### Provided passage
Seems related to heavy use of math tag. Should have worked until monday if we can trust https://pageviews.wmcloud.org/?project=de.wikipedia.org&platform=all-access&agent=user&redirects=0&range=latest-20&pages=Holomorphe_Funktion

Event Timeline

If an article contains <math> at least 900 times, it usually has this error

Here are the logs related to this error:
https://logstash.wikimedia.org/goto/89f993a3c45d8849be7347260bb7c028

The restbase change was applied at this timestamp: https://sal.toolforge.org/log/03geRYkBxE1_1c7sKPgl

Which means that the errors dont necessarily correlate with the restbase/mathoid change

Errors started on Monday July 10, around 17:00 UTC. Error rate increased over the following days. The errors come in waves that correlate with CEST business hours. The recent spike may be cause by people investigating the issue.

All errors originatze from dewiki. Pages on enwiki and other big wikis that use a lot of math formulas still work, even though they all run wmf.16 (since last Thursday, I assume). The admin log shows nothing relevant on July 10: https://wikitech.wikimedia.org/wiki/Server_Admin_Log#2023-07-10

This indicates that the problem is in the content of the respective pages on dewiki, rather than being caused by a change in code or configuration.

The error I see on the linked page is

Die maximale Anfragezeit von 60 {{PLURAL:60|Sekunde|Sekunden}} wurde überschritten.
[b3623713-4117-4cce-97c8-1312034e92e3] 2023-07-12 11:23:35: Fataler Ausnahmefehler des Typs „Wikimedia\RequestTimeout\RequestTimeoutException“

In addition, I see an unexpanded template in the menu.

{{Gender|Deine}} Meldungen

The fact that the timeout triggers in the math code doesn't neccessarily mean it is caused by the math code. It may also be caused by somthing that runs before math handling that got slower.

Mathoid is almost sleeping. I remember we used to see 100+ requests/s.

Mathoid is almost sleeping. I remember we used to see 100+ requests/s.

I'm not familiar with the dashboard in question, but the request rate looks very stable at 5 reqs/sec over the last year. I think the >100req/s is before caches. A hit rate of 95% for math formulas sounds about right to me.

Yes, I just wanted to indicate that the mathoid server could handle more requests.

I just searched on phabricator for related errors... so far, without success. My suspicion is that a template that is often used in connection with formulae was changed.

Aklapper changed the subtype of this task from "Task" to "Production Error".Jul 12 2023, 1:31 PM

I just searched on phabricator for related errors... so far, without success. My suspicion is that a template that is often used in connection with formulae was changed.

### Problem set
- a) Copy from the thread about the dewiki math errors the part that opens with the words containing "Event Timeline" and closes with "investigating the issue.".
- b) List every web address given in the dewiki math error thread.

### Material provided
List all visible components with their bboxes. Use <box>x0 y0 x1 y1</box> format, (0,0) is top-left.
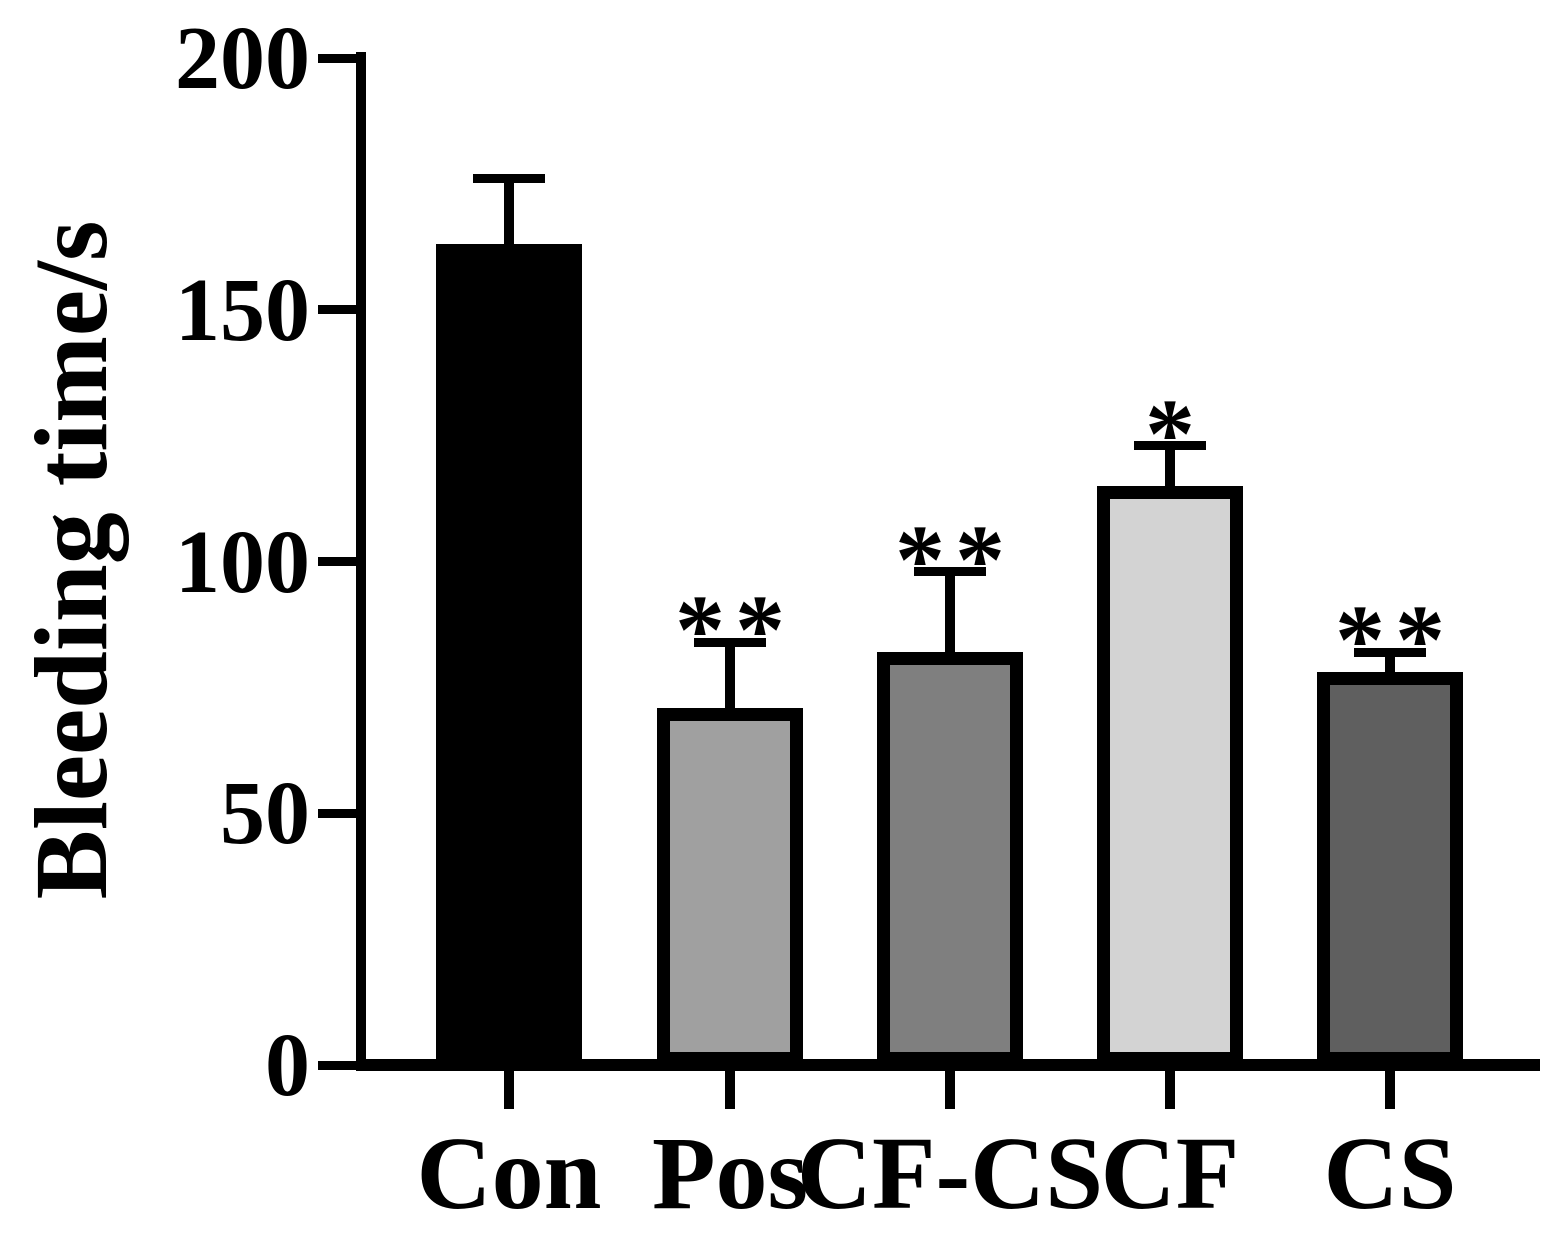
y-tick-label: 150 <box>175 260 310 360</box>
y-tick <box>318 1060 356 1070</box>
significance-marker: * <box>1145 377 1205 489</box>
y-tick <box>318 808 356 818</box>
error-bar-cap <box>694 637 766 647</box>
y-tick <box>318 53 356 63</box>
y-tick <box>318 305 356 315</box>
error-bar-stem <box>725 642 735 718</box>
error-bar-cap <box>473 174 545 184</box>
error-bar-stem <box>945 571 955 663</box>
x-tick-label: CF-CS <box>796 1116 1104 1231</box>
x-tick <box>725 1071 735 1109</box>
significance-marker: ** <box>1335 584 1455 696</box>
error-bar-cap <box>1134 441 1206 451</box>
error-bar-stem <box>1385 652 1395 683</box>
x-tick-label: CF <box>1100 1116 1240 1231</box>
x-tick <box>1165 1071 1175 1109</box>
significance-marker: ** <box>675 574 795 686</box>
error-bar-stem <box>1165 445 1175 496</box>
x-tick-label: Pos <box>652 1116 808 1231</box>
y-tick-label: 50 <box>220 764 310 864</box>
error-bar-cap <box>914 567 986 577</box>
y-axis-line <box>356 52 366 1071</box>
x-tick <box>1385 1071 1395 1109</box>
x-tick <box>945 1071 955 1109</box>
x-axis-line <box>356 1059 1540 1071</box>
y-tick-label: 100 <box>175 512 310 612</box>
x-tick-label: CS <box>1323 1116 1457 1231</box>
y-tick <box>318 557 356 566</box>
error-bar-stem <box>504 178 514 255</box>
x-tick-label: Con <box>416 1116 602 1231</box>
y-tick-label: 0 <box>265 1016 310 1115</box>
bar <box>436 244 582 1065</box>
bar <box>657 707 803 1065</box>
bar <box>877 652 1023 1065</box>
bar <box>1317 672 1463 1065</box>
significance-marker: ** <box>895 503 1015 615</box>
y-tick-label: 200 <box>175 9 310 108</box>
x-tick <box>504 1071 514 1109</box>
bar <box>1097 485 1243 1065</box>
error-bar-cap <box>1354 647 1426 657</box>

* * *

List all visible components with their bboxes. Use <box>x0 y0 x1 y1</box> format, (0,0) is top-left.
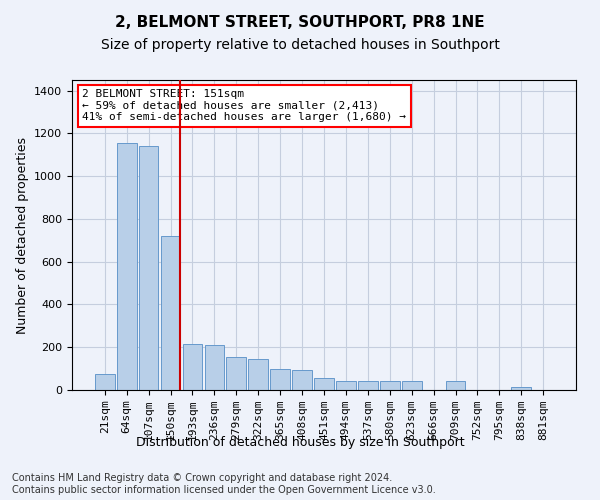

### Problem solutions
- a)
Event Timeline

If an article contains <math> at least 900 times, it usually has this error

Here are the logs related to this error:
https://logstash.wikimedia.org/goto/89f993a3c45d8849be7347260bb7c028

The restbase change was applied at this timestamp: https://sal.toolforge.org/log/03geRYkBxE1_1c7sKPgl

Which means that the errors dont necessarily correlate with the restbase/mathoid change

Errors started on Monday July 10, around 17:00 UTC. Error rate increased over the following days. The errors come in waves that correlate with CEST business hours. The recent spike may be cause by people investigating the issue.

- b)
https://pageviews.wmcloud.org/?project=de.wikipedia.org&platform=all-access&agent=user&redirects=0&range=latest-20&pages=Holomorphe_Funktion
https://logstash.wikimedia.org/goto/89f993a3c45d8849be7347260bb7c028
https://sal.toolforge.org/log/03geRYkBxE1_1c7sKPgl
https://wikitech.wikimedia.org/wiki/Server_Admin_Log#2023-07-10